START Extracted data

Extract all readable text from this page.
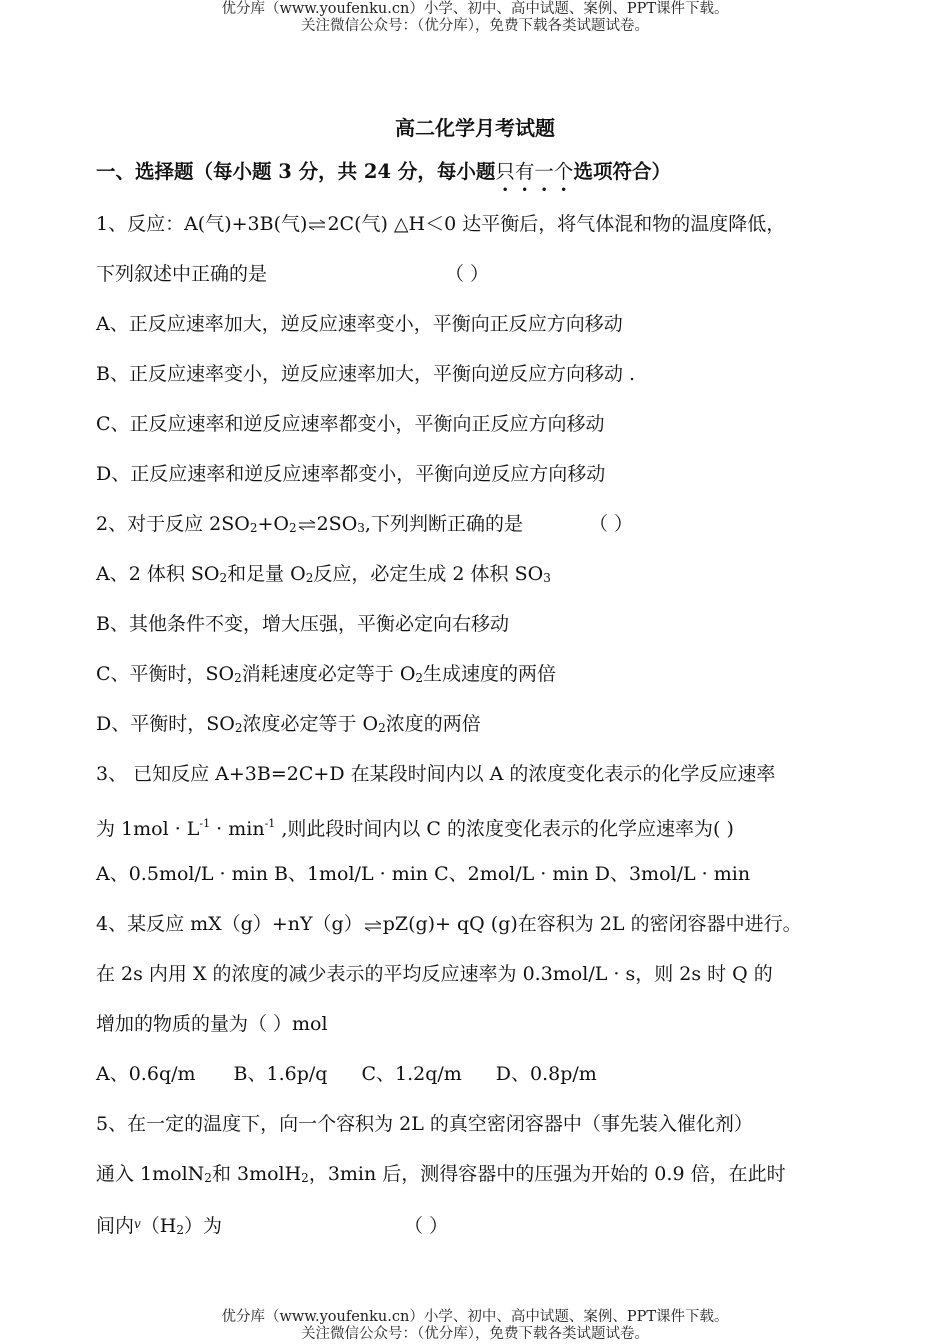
优分库（www.youfenku.cn）小学、初中、高中试题、案例、PPT课件下载。
关注微信公众号：（优分库），免费下载各类试题试卷。
高二化学月考试题
一、选择题（每小题 3 分，共 24 分，每小题只有一个选项符合）
1、反应：A(气)+3B(气)⇌2C(气) △H＜0 达平衡后，将气体混和物的温度降低，
下列叙述中正确的是	（ ）
A、正反应速率加大，逆反应速率变小，平衡向正反应方向移动
B、正反应速率变小，逆反应速率加大，平衡向逆反应方向移动 .
C、正反应速率和逆反应速率都变小，平衡向正反应方向移动
D、正反应速率和逆反应速率都变小，平衡向逆反应方向移动
2、对于反应 $2SO_2+O_2\rightleftharpoons 2SO_3$,下列判断正确的是	（ ）
A、2 体积 $SO_2$和足量 $O_2$反应，必定生成 2 体积 $SO_3$
B、其他条件不变，增大压强，平衡必定向右移动
C、平衡时，$SO_2$消耗速度必定等于 $O_2$生成速度的两倍
D、平衡时，$SO_2$浓度必定等于 $O_2$浓度的两倍
3、 已知反应 A+3B=2C+D 在某段时间内以 A 的浓度变化表示的化学反应速率
为 $1mol \cdot L^{-1} \cdot \min^{-1}$ ,则此段时间内以 C 的浓度变化表示的化学应速率为( )
A、0.5mol/L · min B、1mol/L · min C、2mol/L · min D、3mol/L · min
4、某反应 mX（g）+nY（g）⇌pZ(g)+ qQ (g)在容积为 2L 的密闭容器中进行。
在 2s 内用 X 的浓度的减少表示的平均反应速率为 0.3mol/L · s，则 2s 时 Q 的
增加的物质的量为（ ）mol
A、0.6q/m B、1.6p/q C、1.2q/m D、0.8p/m
5、在一定的温度下，向一个容积为 2L 的真空密闭容器中（事先装入催化剂）
通入 1molN$_2$和 3molH$_2$，3min 后，测得容器中的压强为开始的 0.9 倍，在此时
间内$^v(H_2)$为	（ ）
优分库（www.youfenku.cn）小学、初中、高中试题、案例、PPT课件下载。
关注微信公众号：（优分库），免费下载各类试题试卷。
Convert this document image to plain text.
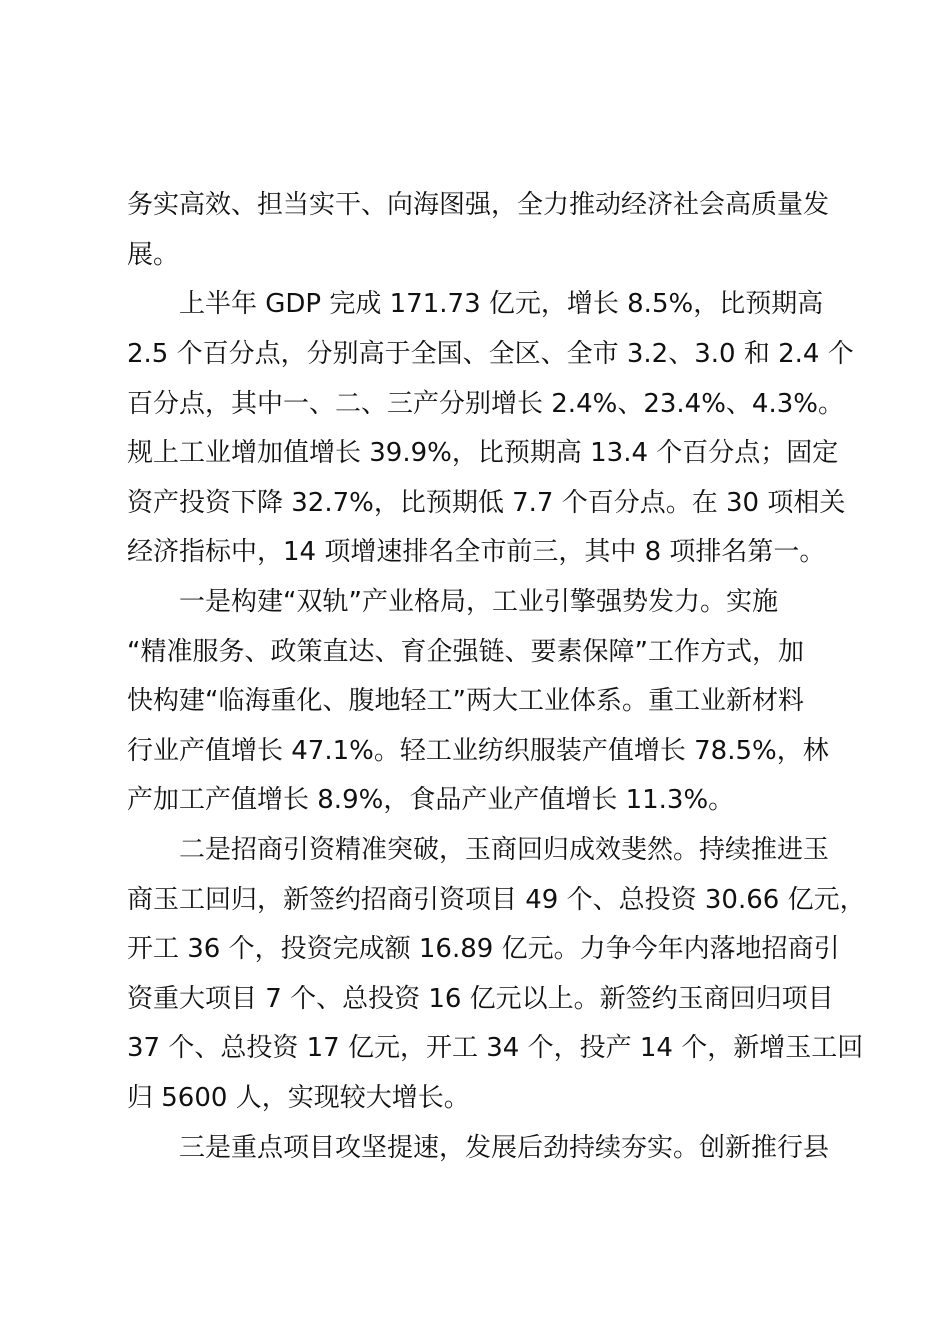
务实高效、担当实干、向海图强，全力推动经济社会高质量发

展。

上半年 GDP 完成 171.73 亿元，增长 8.5%，比预期高

2.5 个百分点，分别高于全国、全区、全市 3.2、3.0 和 2.4 个

百分点，其中一、二、三产分别增长 2.4%、23.4%、4.3%。

规上工业增加值增长 39.9%，比预期高 13.4 个百分点；固定

资产投资下降 32.7%，比预期低 7.7 个百分点。在 30 项相关

经济指标中，14 项增速排名全市前三，其中 8 项排名第一。

一是构建“双轨”产业格局，工业引擎强势发力。实施

“精准服务、政策直达、育企强链、要素保障”工作方式，加

快构建“临海重化、腹地轻工”两大工业体系。重工业新材料

行业产值增长 47.1%。轻工业纺织服装产值增长 78.5%，林

产加工产值增长 8.9%，食品产业产值增长 11.3%。

二是招商引资精准突破，玉商回归成效斐然。持续推进玉

商玉工回归，新签约招商引资项目 49 个、总投资 30.66 亿元，

开工 36 个，投资完成额 16.89 亿元。力争今年内落地招商引

资重大项目 7 个、总投资 16 亿元以上。新签约玉商回归项目

37 个、总投资 17 亿元，开工 34 个，投产 14 个，新增玉工回

归 5600 人，实现较大增长。

三是重点项目攻坚提速，发展后劲持续夯实。创新推行县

END Extracted data

Exercise brief.
Copy the data word for word. Pictures do not go in the copy.

Task solution.
Extract all readable text from this page.
优分库（www.youfenku.cn）小学、初中、高中试题、案例、PPT课件下载。
关注微信公众号：（优分库），免费下载各类试题试卷。
高二化学月考试题
一、选择题（每小题 3 分，共 24 分，每小题只有一个选项符合）
1、反应：A(气)+3B(气)⇌2C(气) △H＜0 达平衡后，将气体混和物的温度降低，
下列叙述中正确的是	（ ）
A、正反应速率加大，逆反应速率变小，平衡向正反应方向移动
B、正反应速率变小，逆反应速率加大，平衡向逆反应方向移动 .
C、正反应速率和逆反应速率都变小，平衡向正反应方向移动
D、正反应速率和逆反应速率都变小，平衡向逆反应方向移动
2、对于反应 $2SO_2+O_2\rightleftharpoons 2SO_3$,下列判断正确的是	（ ）
A、2 体积 $SO_2$和足量 $O_2$反应，必定生成 2 体积 $SO_3$
B、其他条件不变，增大压强，平衡必定向右移动
C、平衡时，$SO_2$消耗速度必定等于 $O_2$生成速度的两倍
D、平衡时，$SO_2$浓度必定等于 $O_2$浓度的两倍
3、 已知反应 A+3B=2C+D 在某段时间内以 A 的浓度变化表示的化学反应速率
为 $1mol \cdot L^{-1} \cdot \min^{-1}$ ,则此段时间内以 C 的浓度变化表示的化学应速率为( )
A、0.5mol/L · min B、1mol/L · min C、2mol/L · min D、3mol/L · min
4、某反应 mX（g）+nY（g）⇌pZ(g)+ qQ (g)在容积为 2L 的密闭容器中进行。
在 2s 内用 X 的浓度的减少表示的平均反应速率为 0.3mol/L · s，则 2s 时 Q 的
增加的物质的量为（ ）mol
A、0.6q/m B、1.6p/q C、1.2q/m D、0.8p/m
5、在一定的温度下，向一个容积为 2L 的真空密闭容器中（事先装入催化剂）
通入 1molN$_2$和 3molH$_2$，3min 后，测得容器中的压强为开始的 0.9 倍，在此时
间内$^v(H_2)$为	（ ）
优分库（www.youfenku.cn）小学、初中、高中试题、案例、PPT课件下载。
关注微信公众号：（优分库），免费下载各类试题试卷。
Convert this document image to plain text.
务实高效、担当实干、向海图强，全力推动经济社会高质量发

展。

上半年 GDP 完成 171.73 亿元，增长 8.5%，比预期高

2.5 个百分点，分别高于全国、全区、全市 3.2、3.0 和 2.4 个

百分点，其中一、二、三产分别增长 2.4%、23.4%、4.3%。

规上工业增加值增长 39.9%，比预期高 13.4 个百分点；固定

资产投资下降 32.7%，比预期低 7.7 个百分点。在 30 项相关

经济指标中，14 项增速排名全市前三，其中 8 项排名第一。

一是构建“双轨”产业格局，工业引擎强势发力。实施

“精准服务、政策直达、育企强链、要素保障”工作方式，加

快构建“临海重化、腹地轻工”两大工业体系。重工业新材料

行业产值增长 47.1%。轻工业纺织服装产值增长 78.5%，林

产加工产值增长 8.9%，食品产业产值增长 11.3%。

二是招商引资精准突破，玉商回归成效斐然。持续推进玉

商玉工回归，新签约招商引资项目 49 个、总投资 30.66 亿元，

开工 36 个，投资完成额 16.89 亿元。力争今年内落地招商引

资重大项目 7 个、总投资 16 亿元以上。新签约玉商回归项目

37 个、总投资 17 亿元，开工 34 个，投产 14 个，新增玉工回

归 5600 人，实现较大增长。

三是重点项目攻坚提速，发展后劲持续夯实。创新推行县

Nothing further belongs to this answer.